- **Given instruction**:
Copy everything from the start of the data down to and including the line that contains "paragraph-line <box>6 1375 946 1421</box>", swapping "Localize" for "Locate" and keeping the rest unchanged.

[BEGIN]

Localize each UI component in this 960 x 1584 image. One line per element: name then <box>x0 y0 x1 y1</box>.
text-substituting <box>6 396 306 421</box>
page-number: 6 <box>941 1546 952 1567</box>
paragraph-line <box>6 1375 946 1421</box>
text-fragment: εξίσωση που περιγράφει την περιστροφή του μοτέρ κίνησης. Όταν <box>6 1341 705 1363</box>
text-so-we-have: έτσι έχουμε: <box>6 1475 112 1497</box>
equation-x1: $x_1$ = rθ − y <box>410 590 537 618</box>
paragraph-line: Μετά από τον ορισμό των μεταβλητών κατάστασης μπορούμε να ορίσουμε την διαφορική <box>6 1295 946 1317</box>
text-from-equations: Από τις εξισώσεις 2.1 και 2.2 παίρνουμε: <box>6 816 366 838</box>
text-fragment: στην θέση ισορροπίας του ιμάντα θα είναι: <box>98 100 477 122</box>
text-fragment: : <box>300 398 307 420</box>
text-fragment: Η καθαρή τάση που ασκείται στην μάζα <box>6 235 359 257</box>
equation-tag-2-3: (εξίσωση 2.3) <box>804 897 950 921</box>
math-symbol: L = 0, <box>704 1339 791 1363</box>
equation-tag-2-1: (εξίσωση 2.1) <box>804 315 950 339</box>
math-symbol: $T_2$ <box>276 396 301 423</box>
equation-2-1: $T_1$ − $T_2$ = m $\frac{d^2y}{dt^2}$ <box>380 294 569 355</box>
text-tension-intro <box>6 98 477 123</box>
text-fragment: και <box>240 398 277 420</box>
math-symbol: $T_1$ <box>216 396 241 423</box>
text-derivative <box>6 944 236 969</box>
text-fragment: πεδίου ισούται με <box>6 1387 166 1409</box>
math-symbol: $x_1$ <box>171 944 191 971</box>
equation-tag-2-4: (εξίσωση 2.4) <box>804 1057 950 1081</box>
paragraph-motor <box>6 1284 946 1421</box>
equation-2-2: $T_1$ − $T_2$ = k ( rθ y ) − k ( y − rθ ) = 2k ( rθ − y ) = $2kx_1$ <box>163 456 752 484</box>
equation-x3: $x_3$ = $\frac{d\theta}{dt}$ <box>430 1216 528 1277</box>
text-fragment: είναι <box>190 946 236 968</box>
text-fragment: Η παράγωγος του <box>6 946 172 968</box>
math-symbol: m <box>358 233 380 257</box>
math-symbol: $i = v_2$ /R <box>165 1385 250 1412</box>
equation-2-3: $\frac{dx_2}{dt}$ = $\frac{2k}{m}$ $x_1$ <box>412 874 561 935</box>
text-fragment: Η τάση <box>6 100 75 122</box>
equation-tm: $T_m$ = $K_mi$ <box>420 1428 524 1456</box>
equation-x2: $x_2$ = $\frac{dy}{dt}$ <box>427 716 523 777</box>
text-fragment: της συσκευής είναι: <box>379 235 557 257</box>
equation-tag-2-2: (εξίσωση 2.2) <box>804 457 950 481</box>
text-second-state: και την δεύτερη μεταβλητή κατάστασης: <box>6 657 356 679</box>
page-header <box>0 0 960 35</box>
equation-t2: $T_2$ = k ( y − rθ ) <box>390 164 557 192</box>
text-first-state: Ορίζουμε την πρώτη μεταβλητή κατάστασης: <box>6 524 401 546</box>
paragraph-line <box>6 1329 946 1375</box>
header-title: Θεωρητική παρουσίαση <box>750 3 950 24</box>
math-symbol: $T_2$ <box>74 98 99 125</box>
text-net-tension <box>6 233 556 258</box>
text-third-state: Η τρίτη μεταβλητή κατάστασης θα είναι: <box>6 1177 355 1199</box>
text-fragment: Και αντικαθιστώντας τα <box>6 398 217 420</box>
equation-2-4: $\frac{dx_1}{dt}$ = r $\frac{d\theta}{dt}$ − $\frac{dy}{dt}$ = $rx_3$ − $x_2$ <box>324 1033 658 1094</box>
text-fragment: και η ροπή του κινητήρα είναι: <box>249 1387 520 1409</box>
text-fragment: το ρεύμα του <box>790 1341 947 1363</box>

[END]

- **Result of the task**:
Locate each UI component in this 960 x 1584 image. One line per element: name then <box>x0 y0 x1 y1</box>.
text-substituting <box>6 396 306 421</box>
page-number: 6 <box>941 1546 952 1567</box>
paragraph-line <box>6 1375 946 1421</box>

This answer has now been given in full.